*Requirement:* Each line below should be repeated exactly as written, with no pictures carried over.
[Data — start]
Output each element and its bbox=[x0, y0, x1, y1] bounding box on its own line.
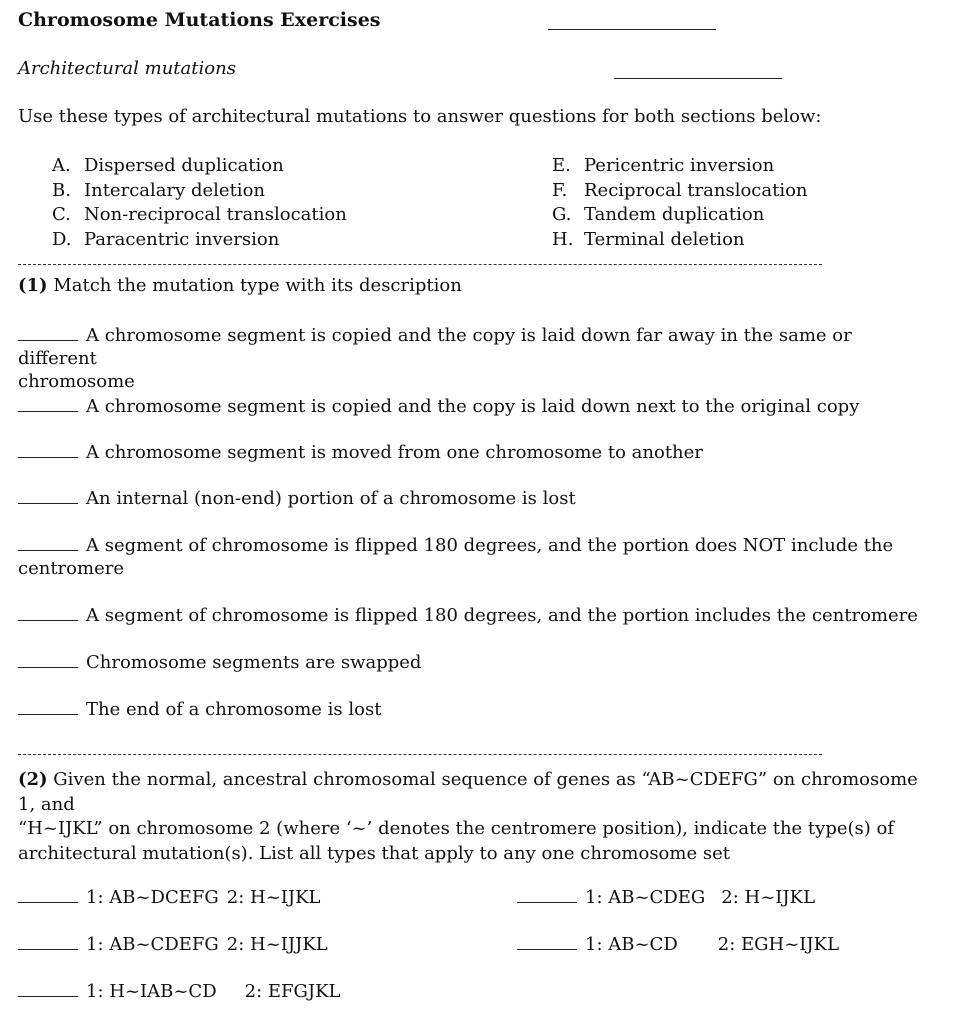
mutation-type: C. Non-reciprocal translocation bbox=[52, 204, 347, 225]
match-item: A chromosome segment is copied and the copy is laid down far away in the same or different chromosome bbox=[18, 325, 852, 392]
mutation-type: A. Dispersed duplication bbox=[52, 155, 284, 176]
section1-title: Match the mutation type with its description bbox=[53, 275, 462, 296]
match-item: A segment of chromosome is flipped 180 degrees, and the portion includes the centromere bbox=[18, 604, 918, 627]
answer-blank[interactable] bbox=[18, 397, 78, 412]
section-divider bbox=[18, 264, 822, 265]
answer-blank[interactable] bbox=[18, 982, 78, 997]
answer-blank[interactable] bbox=[18, 326, 78, 341]
answer-row: 1: AB~CDEFG 2: H~IJJKL bbox=[18, 934, 328, 955]
mutation-type: B. Intercalary deletion bbox=[52, 179, 265, 201]
answer-blank[interactable] bbox=[18, 489, 78, 504]
instructions: Use these types of architectural mutations to answer questions for both sections below: bbox=[18, 106, 822, 127]
match-item: An internal (non-end) portion of a chromosome is lost bbox=[18, 487, 918, 510]
answer-row: 1: AB~DCEFG 2: H~IJKL bbox=[18, 887, 321, 908]
match-item: Chromosome segments are swapped bbox=[18, 651, 918, 674]
answer-row: 1: AB~CDEG 2: H~IJKL bbox=[517, 887, 815, 908]
match-item: The end of a chromosome is lost bbox=[18, 698, 918, 721]
answer-blank[interactable] bbox=[18, 606, 78, 621]
answer-blank[interactable] bbox=[517, 935, 577, 950]
answer-row: 1: AB~CD 2: EGH~IJKL bbox=[517, 934, 839, 955]
answer-blank[interactable] bbox=[18, 700, 78, 715]
answer-blank[interactable] bbox=[18, 536, 78, 551]
answer-blank[interactable] bbox=[18, 935, 78, 950]
mutation-types-left bbox=[52, 154, 347, 252]
match-item: A chromosome segment is copied and the copy is laid down next to the original copy bbox=[18, 395, 918, 418]
date-blank-line[interactable] bbox=[614, 78, 782, 79]
page-title: Chromosome Mutations Exercises bbox=[18, 9, 381, 31]
mutation-type: H. Terminal deletion bbox=[552, 228, 745, 250]
answer-blank[interactable] bbox=[18, 888, 78, 903]
answer-blank[interactable] bbox=[18, 653, 78, 668]
answer-blank[interactable] bbox=[517, 888, 577, 903]
section1-heading bbox=[18, 275, 462, 296]
section1-number: (1) bbox=[18, 275, 48, 296]
page-subtitle: Architectural mutations bbox=[18, 58, 236, 79]
section2-number: (2) bbox=[18, 769, 48, 790]
mutation-type: E. Pericentric inversion bbox=[552, 155, 775, 176]
answer-row: 1: H~IAB~CD 2: EFGJKL bbox=[18, 981, 341, 1002]
mutation-type: G. Tandem duplication bbox=[552, 204, 765, 225]
name-blank-line[interactable] bbox=[548, 29, 716, 30]
section-divider bbox=[18, 754, 822, 755]
match-item: A segment of chromosome is flipped 180 degrees, and the portion does NOT include the centromere bbox=[18, 535, 894, 579]
mutation-type: D. Paracentric inversion bbox=[52, 228, 280, 250]
mutation-types-right bbox=[552, 154, 808, 252]
answer-blank[interactable] bbox=[18, 443, 78, 458]
mutation-type: F. Reciprocal translocation bbox=[552, 179, 808, 201]
section2-prompt: (2) Given the normal, ancestral chromosomal sequence of genes as “AB~CDEFG” on chromosome 1, and “H~IJKL” on chromosome 2 (where ‘~’ denotes the centromere position), indicate the type(s) of architectural mutation(s). List all types that apply to any one chromosome set bbox=[18, 769, 918, 864]
match-item: A chromosome segment is moved from one chromosome to another bbox=[18, 441, 918, 464]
[Data — finish]
*Task response:*
Output each element and its bbox=[x0, y0, x1, y1] bounding box on its own line.
mutation-type: C. Non-reciprocal translocation bbox=[52, 204, 347, 225]
match-item: A chromosome segment is copied and the copy is laid down far away in the same or different chromosome bbox=[18, 325, 852, 392]
mutation-type: A. Dispersed duplication bbox=[52, 155, 284, 176]
section1-title: Match the mutation type with its description bbox=[53, 275, 462, 296]
match-item: A segment of chromosome is flipped 180 degrees, and the portion includes the centromere bbox=[18, 604, 918, 627]
answer-blank[interactable] bbox=[18, 397, 78, 412]
section-divider bbox=[18, 264, 822, 265]
answer-blank[interactable] bbox=[18, 982, 78, 997]
answer-blank[interactable] bbox=[18, 326, 78, 341]
answer-row: 1: AB~CDEFG 2: H~IJJKL bbox=[18, 934, 328, 955]
mutation-type: B. Intercalary deletion bbox=[52, 179, 265, 201]
answer-blank[interactable] bbox=[18, 489, 78, 504]
instructions: Use these types of architectural mutations to answer questions for both sections below: bbox=[18, 106, 822, 127]
match-item: An internal (non-end) portion of a chromosome is lost bbox=[18, 487, 918, 510]
answer-row: 1: AB~DCEFG 2: H~IJKL bbox=[18, 887, 321, 908]
match-item: Chromosome segments are swapped bbox=[18, 651, 918, 674]
answer-row: 1: AB~CDEG 2: H~IJKL bbox=[517, 887, 815, 908]
match-item: The end of a chromosome is lost bbox=[18, 698, 918, 721]
answer-blank[interactable] bbox=[18, 606, 78, 621]
answer-blank[interactable] bbox=[517, 935, 577, 950]
answer-row: 1: AB~CD 2: EGH~IJKL bbox=[517, 934, 839, 955]
answer-blank[interactable] bbox=[18, 700, 78, 715]
answer-blank[interactable] bbox=[18, 536, 78, 551]
answer-blank[interactable] bbox=[18, 935, 78, 950]
mutation-types-left bbox=[52, 154, 347, 252]
match-item: A chromosome segment is copied and the copy is laid down next to the original copy bbox=[18, 395, 918, 418]
date-blank-line[interactable] bbox=[614, 78, 782, 79]
page-title: Chromosome Mutations Exercises bbox=[18, 9, 381, 31]
mutation-type: H. Terminal deletion bbox=[552, 228, 745, 250]
answer-blank[interactable] bbox=[18, 888, 78, 903]
answer-blank[interactable] bbox=[18, 653, 78, 668]
answer-blank[interactable] bbox=[517, 888, 577, 903]
section1-heading bbox=[18, 275, 462, 296]
section1-number: (1) bbox=[18, 275, 48, 296]
page-subtitle: Architectural mutations bbox=[18, 58, 236, 79]
section2-number: (2) bbox=[18, 769, 48, 790]
mutation-type: E. Pericentric inversion bbox=[552, 155, 775, 176]
answer-row: 1: H~IAB~CD 2: EFGJKL bbox=[18, 981, 341, 1002]
mutation-type: G. Tandem duplication bbox=[552, 204, 765, 225]
name-blank-line[interactable] bbox=[548, 29, 716, 30]
section-divider bbox=[18, 754, 822, 755]
match-item: A segment of chromosome is flipped 180 degrees, and the portion does NOT include the centromere bbox=[18, 535, 894, 579]
mutation-type: D. Paracentric inversion bbox=[52, 228, 280, 250]
mutation-types-right bbox=[552, 154, 808, 252]
answer-blank[interactable] bbox=[18, 443, 78, 458]
mutation-type: F. Reciprocal translocation bbox=[552, 179, 808, 201]
section2-prompt: (2) Given the normal, ancestral chromosomal sequence of genes as “AB~CDEFG” on chromosome 1, and “H~IJKL” on chromosome 2 (where ‘~’ denotes the centromere position), indicate the type(s) of architectural mutation(s). List all types that apply to any one chromosome set bbox=[18, 769, 918, 864]
match-item: A chromosome segment is moved from one chromosome to another bbox=[18, 441, 918, 464]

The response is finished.